[Rows from a figure dataset]
★ ★ ★ ★ ★ ★ ★

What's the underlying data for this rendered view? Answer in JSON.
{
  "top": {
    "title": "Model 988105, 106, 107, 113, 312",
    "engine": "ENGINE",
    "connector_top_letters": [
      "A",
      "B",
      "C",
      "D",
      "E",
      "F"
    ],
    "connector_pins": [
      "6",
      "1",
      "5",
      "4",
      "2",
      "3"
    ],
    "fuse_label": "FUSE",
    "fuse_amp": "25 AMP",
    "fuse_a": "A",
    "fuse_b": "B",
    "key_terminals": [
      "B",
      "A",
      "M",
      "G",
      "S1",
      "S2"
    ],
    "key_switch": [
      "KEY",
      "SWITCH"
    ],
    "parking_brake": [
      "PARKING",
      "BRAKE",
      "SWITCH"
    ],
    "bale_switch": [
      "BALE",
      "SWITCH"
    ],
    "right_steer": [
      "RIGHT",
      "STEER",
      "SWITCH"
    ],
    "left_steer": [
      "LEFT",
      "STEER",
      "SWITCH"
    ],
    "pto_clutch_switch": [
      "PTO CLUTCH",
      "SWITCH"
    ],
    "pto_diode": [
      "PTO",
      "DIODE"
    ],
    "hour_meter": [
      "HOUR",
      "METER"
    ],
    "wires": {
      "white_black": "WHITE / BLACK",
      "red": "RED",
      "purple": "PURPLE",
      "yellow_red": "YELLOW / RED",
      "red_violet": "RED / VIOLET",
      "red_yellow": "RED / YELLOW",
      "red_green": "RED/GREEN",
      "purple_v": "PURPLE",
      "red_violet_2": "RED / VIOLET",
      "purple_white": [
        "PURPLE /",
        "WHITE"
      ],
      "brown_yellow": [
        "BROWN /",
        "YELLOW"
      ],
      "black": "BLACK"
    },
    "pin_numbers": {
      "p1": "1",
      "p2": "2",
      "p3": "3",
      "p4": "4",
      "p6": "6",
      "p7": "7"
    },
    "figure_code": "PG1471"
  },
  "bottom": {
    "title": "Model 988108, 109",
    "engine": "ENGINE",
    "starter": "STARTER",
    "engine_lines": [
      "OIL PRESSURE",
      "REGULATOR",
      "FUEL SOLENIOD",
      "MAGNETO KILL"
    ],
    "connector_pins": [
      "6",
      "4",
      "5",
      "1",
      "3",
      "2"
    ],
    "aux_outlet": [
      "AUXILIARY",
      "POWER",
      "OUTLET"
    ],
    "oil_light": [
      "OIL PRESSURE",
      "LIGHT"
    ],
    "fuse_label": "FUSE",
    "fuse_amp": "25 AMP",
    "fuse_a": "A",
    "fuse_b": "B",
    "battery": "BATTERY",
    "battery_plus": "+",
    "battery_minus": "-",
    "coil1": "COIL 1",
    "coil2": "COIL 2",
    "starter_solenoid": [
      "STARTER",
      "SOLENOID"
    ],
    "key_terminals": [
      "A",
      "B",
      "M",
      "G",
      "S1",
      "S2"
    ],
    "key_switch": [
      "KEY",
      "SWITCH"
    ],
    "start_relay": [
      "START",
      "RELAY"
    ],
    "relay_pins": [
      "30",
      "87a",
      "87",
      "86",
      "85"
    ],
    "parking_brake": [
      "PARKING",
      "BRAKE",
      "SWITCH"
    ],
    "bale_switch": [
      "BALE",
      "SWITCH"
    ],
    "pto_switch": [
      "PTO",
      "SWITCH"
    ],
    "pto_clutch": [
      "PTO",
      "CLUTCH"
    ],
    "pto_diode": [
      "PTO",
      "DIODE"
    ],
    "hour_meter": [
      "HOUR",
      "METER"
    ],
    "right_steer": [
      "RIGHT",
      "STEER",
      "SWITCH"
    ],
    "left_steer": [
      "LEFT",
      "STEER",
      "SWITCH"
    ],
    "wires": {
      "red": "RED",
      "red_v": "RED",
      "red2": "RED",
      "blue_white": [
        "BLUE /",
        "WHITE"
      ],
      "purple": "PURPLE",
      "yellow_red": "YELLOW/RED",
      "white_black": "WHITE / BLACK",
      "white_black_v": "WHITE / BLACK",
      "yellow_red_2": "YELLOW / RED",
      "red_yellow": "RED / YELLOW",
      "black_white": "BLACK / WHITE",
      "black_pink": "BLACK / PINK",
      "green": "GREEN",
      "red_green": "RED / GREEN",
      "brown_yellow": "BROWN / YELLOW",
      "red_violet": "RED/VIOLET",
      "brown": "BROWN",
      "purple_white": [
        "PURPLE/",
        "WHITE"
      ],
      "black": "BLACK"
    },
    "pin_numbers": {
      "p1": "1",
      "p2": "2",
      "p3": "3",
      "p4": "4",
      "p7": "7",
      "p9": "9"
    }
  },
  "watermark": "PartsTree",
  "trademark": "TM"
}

★ ★ ★ ★ ★ ★ ★

◆ THE REQUEST ◆
Retype the entries one by one, exactly.

◆ EXERCISE RESULT ◆
What's the underlying data for this rendered view? Answer in JSON.
{
  "top": {
    "title": "Model 988105, 106, 107, 113, 312",
    "engine": "ENGINE",
    "connector_top_letters": [
      "A",
      "B",
      "C",
      "D",
      "E",
      "F"
    ],
    "connector_pins": [
      "6",
      "1",
      "5",
      "4",
      "2",
      "3"
    ],
    "fuse_label": "FUSE",
    "fuse_amp": "25 AMP",
    "fuse_a": "A",
    "fuse_b": "B",
    "key_terminals": [
      "B",
      "A",
      "M",
      "G",
      "S1",
      "S2"
    ],
    "key_switch": [
      "KEY",
      "SWITCH"
    ],
    "parking_brake": [
      "PARKING",
      "BRAKE",
      "SWITCH"
    ],
    "bale_switch": [
      "BALE",
      "SWITCH"
    ],
    "right_steer": [
      "RIGHT",
      "STEER",
      "SWITCH"
    ],
    "left_steer": [
      "LEFT",
      "STEER",
      "SWITCH"
    ],
    "pto_clutch_switch": [
      "PTO CLUTCH",
      "SWITCH"
    ],
    "pto_diode": [
      "PTO",
      "DIODE"
    ],
    "hour_meter": [
      "HOUR",
      "METER"
    ],
    "wires": {
      "white_black": "WHITE / BLACK",
      "red": "RED",
      "purple": "PURPLE",
      "yellow_red": "YELLOW / RED",
      "red_violet": "RED / VIOLET",
      "red_yellow": "RED / YELLOW",
      "red_green": "RED/GREEN",
      "purple_v": "PURPLE",
      "red_violet_2": "RED / VIOLET",
      "purple_white": [
        "PURPLE /",
        "WHITE"
      ],
      "brown_yellow": [
        "BROWN /",
        "YELLOW"
      ],
      "black": "BLACK"
    },
    "pin_numbers": {
      "p1": "1",
      "p2": "2",
      "p3": "3",
      "p4": "4",
      "p6": "6",
      "p7": "7"
    },
    "figure_code": "PG1471"
  },
  "bottom": {
    "title": "Model 988108, 109",
    "engine": "ENGINE",
    "starter": "STARTER",
    "engine_lines": [
      "OIL PRESSURE",
      "REGULATOR",
      "FUEL SOLENIOD",
      "MAGNETO KILL"
    ],
    "connector_pins": [
      "6",
      "4",
      "5",
      "1",
      "3",
      "2"
    ],
    "aux_outlet": [
      "AUXILIARY",
      "POWER",
      "OUTLET"
    ],
    "oil_light": [
      "OIL PRESSURE",
      "LIGHT"
    ],
    "fuse_label": "FUSE",
    "fuse_amp": "25 AMP",
    "fuse_a": "A",
    "fuse_b": "B",
    "battery": "BATTERY",
    "battery_plus": "+",
    "battery_minus": "-",
    "coil1": "COIL 1",
    "coil2": "COIL 2",
    "starter_solenoid": [
      "STARTER",
      "SOLENOID"
    ],
    "key_terminals": [
      "A",
      "B",
      "M",
      "G",
      "S1",
      "S2"
    ],
    "key_switch": [
      "KEY",
      "SWITCH"
    ],
    "start_relay": [
      "START",
      "RELAY"
    ],
    "relay_pins": [
      "30",
      "87a",
      "87",
      "86",
      "85"
    ],
    "parking_brake": [
      "PARKING",
      "BRAKE",
      "SWITCH"
    ],
    "bale_switch": [
      "BALE",
      "SWITCH"
    ],
    "pto_switch": [
      "PTO",
      "SWITCH"
    ],
    "pto_clutch": [
      "PTO",
      "CLUTCH"
    ],
    "pto_diode": [
      "PTO",
      "DIODE"
    ],
    "hour_meter": [
      "HOUR",
      "METER"
    ],
    "right_steer": [
      "RIGHT",
      "STEER",
      "SWITCH"
    ],
    "left_steer": [
      "LEFT",
      "STEER",
      "SWITCH"
    ],
    "wires": {
      "red": "RED",
      "red_v": "RED",
      "red2": "RED",
      "blue_white": [
        "BLUE /",
        "WHITE"
      ],
      "purple": "PURPLE",
      "yellow_red": "YELLOW/RED",
      "white_black": "WHITE / BLACK",
      "white_black_v": "WHITE / BLACK",
      "yellow_red_2": "YELLOW / RED",
      "red_yellow": "RED / YELLOW",
      "black_white": "BLACK / WHITE",
      "black_pink": "BLACK / PINK",
      "green": "GREEN",
      "red_green": "RED / GREEN",
      "brown_yellow": "BROWN / YELLOW",
      "red_violet": "RED/VIOLET",
      "brown": "BROWN",
      "purple_white": [
        "PURPLE/",
        "WHITE"
      ],
      "black": "BLACK"
    },
    "pin_numbers": {
      "p1": "1",
      "p2": "2",
      "p3": "3",
      "p4": "4",
      "p7": "7",
      "p9": "9"
    }
  },
  "watermark": "PartsTree",
  "trademark": "TM"
}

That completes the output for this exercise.